- [Set exercise] Wherever a line in the data below holds "lisäaine", copy that line.
==========
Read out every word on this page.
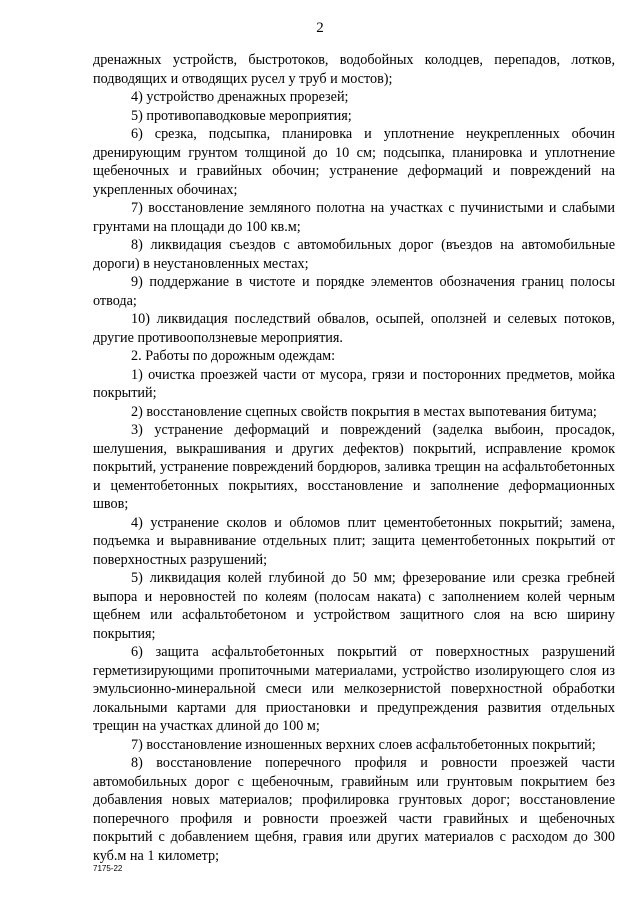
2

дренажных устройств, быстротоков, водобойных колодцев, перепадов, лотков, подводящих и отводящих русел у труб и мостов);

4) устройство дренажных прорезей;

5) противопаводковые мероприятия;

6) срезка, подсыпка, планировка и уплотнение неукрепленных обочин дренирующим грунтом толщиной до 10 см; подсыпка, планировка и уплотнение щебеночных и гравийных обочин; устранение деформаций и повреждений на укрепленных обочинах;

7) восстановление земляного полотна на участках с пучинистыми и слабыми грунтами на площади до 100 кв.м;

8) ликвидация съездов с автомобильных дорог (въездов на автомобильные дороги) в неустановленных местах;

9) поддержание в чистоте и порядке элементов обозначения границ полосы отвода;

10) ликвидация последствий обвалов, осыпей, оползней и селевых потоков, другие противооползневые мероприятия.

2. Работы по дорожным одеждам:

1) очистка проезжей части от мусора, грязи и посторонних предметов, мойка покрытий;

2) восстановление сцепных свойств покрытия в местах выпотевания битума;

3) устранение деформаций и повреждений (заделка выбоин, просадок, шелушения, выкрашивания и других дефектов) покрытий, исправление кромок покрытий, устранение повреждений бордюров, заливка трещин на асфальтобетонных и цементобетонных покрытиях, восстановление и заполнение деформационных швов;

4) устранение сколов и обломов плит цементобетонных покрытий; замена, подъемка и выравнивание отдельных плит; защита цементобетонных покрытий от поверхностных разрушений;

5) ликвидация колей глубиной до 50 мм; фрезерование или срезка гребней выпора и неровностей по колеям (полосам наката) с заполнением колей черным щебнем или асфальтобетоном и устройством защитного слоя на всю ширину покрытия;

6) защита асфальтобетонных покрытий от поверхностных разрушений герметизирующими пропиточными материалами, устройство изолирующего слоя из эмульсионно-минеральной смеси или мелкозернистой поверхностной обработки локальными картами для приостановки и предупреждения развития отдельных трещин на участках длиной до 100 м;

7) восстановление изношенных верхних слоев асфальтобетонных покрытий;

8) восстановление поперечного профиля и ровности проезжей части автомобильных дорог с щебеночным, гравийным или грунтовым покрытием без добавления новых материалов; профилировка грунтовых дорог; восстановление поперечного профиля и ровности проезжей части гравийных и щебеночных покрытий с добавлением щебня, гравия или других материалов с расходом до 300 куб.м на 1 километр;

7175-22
==========
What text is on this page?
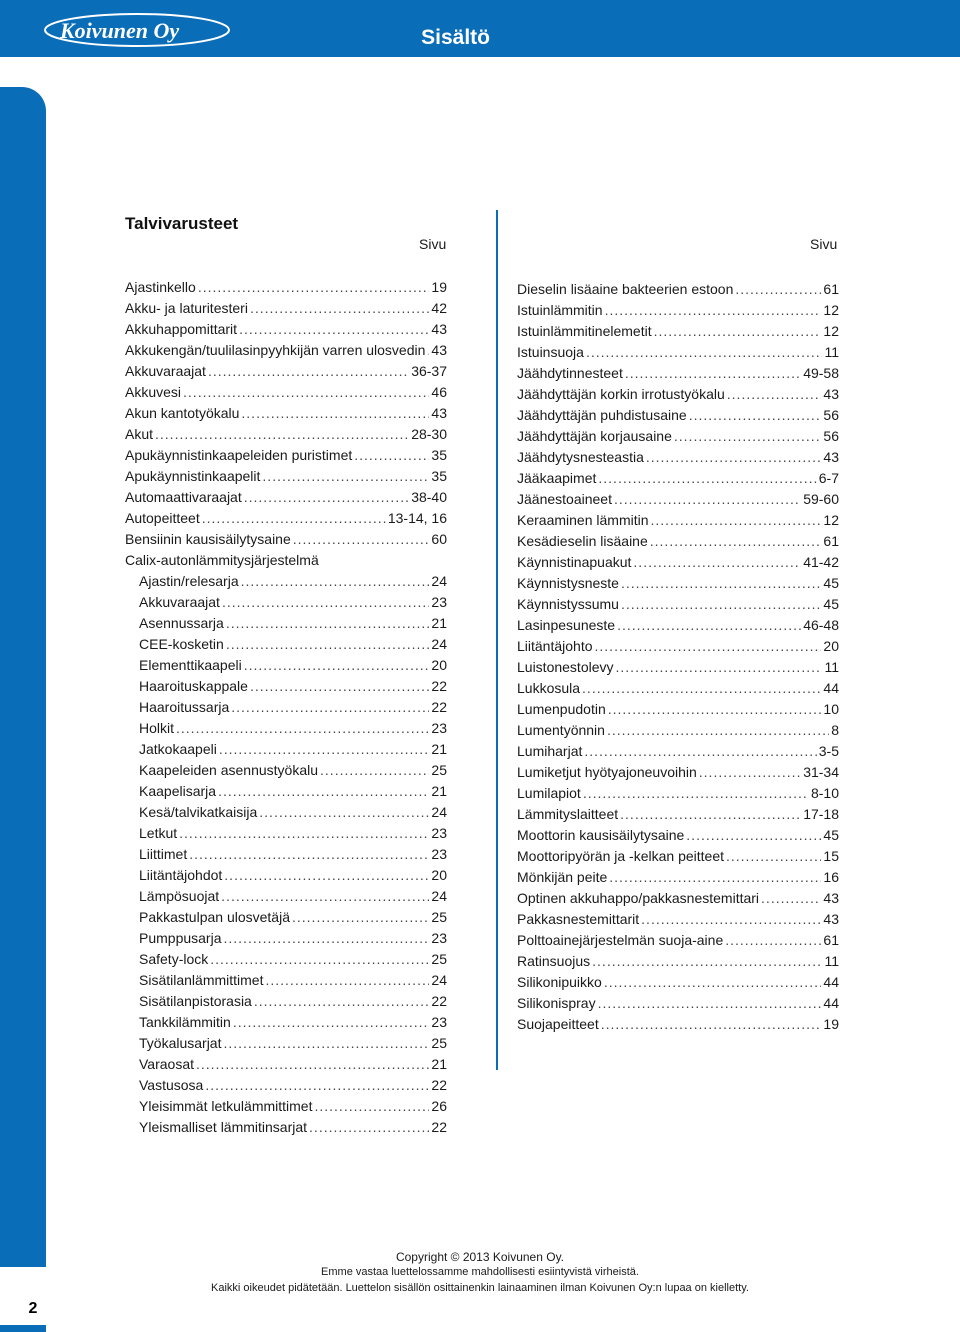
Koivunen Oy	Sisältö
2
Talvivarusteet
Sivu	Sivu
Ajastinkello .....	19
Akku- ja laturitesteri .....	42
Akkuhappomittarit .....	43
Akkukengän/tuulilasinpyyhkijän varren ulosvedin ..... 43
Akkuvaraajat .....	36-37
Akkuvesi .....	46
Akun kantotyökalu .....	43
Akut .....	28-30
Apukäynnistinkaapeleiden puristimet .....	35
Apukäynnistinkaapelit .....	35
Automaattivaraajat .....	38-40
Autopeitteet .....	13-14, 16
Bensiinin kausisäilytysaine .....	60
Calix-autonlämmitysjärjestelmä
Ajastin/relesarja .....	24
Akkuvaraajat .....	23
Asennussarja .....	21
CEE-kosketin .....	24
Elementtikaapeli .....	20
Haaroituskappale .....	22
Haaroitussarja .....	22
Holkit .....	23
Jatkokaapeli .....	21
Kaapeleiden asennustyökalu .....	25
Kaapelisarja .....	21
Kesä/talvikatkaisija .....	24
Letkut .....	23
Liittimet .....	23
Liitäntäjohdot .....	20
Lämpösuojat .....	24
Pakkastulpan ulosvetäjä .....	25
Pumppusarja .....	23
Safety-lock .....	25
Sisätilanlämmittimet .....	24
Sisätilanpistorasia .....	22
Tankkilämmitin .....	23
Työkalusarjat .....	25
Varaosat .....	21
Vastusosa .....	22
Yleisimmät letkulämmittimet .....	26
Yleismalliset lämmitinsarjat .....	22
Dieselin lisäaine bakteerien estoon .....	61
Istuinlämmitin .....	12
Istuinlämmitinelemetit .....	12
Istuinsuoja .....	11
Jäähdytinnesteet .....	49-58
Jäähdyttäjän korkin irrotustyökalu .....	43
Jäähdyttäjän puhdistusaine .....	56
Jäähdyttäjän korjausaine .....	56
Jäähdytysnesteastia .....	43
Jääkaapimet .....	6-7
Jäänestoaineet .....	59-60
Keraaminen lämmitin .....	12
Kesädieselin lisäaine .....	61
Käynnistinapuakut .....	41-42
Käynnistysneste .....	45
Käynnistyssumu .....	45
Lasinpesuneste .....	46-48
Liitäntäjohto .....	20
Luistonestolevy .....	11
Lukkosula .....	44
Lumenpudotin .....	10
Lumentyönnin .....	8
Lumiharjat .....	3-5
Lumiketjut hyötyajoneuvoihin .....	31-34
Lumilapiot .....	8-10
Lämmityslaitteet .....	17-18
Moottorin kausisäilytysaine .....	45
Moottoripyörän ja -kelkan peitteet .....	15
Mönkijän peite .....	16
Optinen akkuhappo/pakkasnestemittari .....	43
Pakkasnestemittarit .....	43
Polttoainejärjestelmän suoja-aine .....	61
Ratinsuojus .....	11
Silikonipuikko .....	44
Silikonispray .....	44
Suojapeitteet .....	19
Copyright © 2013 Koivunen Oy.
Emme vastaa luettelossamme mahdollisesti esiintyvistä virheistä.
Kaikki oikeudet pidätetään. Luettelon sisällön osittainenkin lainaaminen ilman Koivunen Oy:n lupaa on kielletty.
==========
- [Result]
Dieselin lisäaine bakteerien estoon .....	61
Kesädieselin lisäaine .....	61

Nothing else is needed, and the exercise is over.